PROBLEM DESCRIPTION:
Find and copy lines holding "this".

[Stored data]
(begin)

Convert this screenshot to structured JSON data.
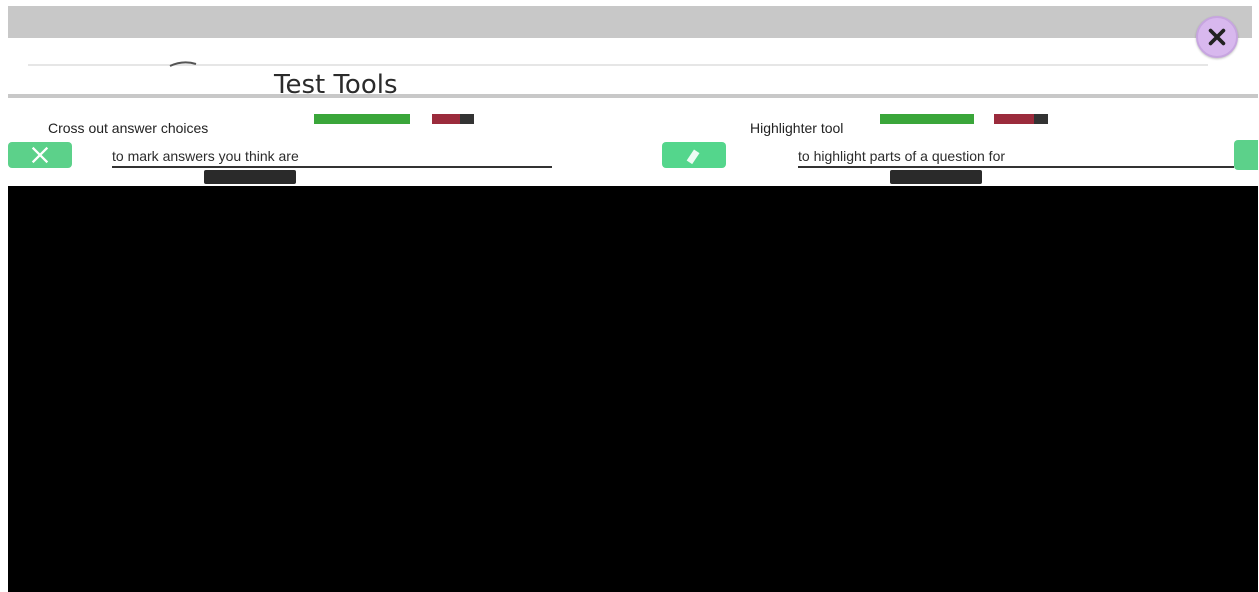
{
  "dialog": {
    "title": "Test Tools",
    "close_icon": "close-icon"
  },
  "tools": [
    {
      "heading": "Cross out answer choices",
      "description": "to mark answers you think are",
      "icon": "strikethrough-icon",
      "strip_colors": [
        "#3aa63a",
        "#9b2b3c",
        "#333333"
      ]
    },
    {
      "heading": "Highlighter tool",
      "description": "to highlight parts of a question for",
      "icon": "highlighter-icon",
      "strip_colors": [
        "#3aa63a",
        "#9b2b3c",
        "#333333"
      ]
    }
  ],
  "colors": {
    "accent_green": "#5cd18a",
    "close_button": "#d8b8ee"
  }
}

(end)
(begin)

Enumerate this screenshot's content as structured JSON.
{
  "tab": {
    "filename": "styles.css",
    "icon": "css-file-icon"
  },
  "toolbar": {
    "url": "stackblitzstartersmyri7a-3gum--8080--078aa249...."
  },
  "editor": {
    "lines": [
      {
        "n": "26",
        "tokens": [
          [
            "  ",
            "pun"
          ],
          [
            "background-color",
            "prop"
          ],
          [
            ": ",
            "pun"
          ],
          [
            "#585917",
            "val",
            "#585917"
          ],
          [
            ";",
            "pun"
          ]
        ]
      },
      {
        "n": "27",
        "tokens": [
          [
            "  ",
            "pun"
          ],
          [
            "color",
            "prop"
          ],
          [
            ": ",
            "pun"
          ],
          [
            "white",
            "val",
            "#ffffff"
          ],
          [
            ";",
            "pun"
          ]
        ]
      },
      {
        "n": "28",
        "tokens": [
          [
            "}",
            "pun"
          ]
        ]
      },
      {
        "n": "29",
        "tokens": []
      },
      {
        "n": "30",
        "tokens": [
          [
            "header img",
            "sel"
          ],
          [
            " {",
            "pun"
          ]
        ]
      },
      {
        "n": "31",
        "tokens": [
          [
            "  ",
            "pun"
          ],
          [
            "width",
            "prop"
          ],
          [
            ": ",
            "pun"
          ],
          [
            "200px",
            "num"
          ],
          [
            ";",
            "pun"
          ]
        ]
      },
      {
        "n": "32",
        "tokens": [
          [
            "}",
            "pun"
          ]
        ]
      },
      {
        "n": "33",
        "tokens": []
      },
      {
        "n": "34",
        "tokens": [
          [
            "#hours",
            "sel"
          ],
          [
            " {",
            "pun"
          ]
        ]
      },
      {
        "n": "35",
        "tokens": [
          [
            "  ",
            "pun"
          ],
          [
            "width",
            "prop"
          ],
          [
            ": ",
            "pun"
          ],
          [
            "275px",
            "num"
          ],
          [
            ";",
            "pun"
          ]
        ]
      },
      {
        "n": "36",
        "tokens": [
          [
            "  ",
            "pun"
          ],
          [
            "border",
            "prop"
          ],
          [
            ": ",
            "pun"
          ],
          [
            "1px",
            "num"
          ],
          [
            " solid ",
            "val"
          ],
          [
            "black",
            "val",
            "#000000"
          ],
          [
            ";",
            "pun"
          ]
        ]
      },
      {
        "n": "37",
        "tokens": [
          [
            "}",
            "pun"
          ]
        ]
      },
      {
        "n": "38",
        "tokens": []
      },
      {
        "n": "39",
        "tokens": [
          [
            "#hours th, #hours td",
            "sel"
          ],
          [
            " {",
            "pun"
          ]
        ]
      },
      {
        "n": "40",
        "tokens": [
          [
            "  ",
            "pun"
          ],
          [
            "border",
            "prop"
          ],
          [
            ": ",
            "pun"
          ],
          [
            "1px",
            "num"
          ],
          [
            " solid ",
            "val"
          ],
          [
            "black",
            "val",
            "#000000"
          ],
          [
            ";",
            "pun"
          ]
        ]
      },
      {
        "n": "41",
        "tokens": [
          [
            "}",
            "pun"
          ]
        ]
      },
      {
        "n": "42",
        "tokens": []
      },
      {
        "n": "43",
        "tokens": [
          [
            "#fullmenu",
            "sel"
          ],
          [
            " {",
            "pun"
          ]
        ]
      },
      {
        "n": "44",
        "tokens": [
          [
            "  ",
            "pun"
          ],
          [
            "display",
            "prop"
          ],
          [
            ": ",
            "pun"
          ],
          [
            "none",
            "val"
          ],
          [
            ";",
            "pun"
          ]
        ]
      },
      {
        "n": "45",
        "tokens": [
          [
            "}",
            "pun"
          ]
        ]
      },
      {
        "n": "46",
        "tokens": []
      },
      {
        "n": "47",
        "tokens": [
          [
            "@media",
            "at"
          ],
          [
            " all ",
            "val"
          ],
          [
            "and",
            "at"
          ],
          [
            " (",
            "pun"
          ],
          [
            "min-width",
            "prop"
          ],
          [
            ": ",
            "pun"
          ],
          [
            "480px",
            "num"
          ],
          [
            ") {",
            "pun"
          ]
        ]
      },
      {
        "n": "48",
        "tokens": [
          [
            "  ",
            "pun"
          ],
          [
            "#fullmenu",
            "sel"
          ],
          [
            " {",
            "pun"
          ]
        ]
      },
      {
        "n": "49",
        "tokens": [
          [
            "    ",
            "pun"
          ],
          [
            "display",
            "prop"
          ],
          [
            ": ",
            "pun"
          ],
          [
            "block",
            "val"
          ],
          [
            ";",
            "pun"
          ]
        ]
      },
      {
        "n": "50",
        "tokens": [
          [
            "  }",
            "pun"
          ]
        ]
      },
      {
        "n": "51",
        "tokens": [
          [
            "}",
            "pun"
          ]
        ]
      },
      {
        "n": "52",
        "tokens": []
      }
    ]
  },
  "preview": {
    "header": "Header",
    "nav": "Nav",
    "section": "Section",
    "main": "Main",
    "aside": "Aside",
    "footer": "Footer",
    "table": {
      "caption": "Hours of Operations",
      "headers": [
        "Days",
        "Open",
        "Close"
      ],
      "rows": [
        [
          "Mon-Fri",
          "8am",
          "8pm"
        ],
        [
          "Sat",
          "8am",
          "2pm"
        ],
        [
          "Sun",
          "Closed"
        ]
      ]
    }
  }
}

(end)

THE REPLY:
Convert this screenshot to structured JSON data.
Enumerate this screenshot's content as structured JSON.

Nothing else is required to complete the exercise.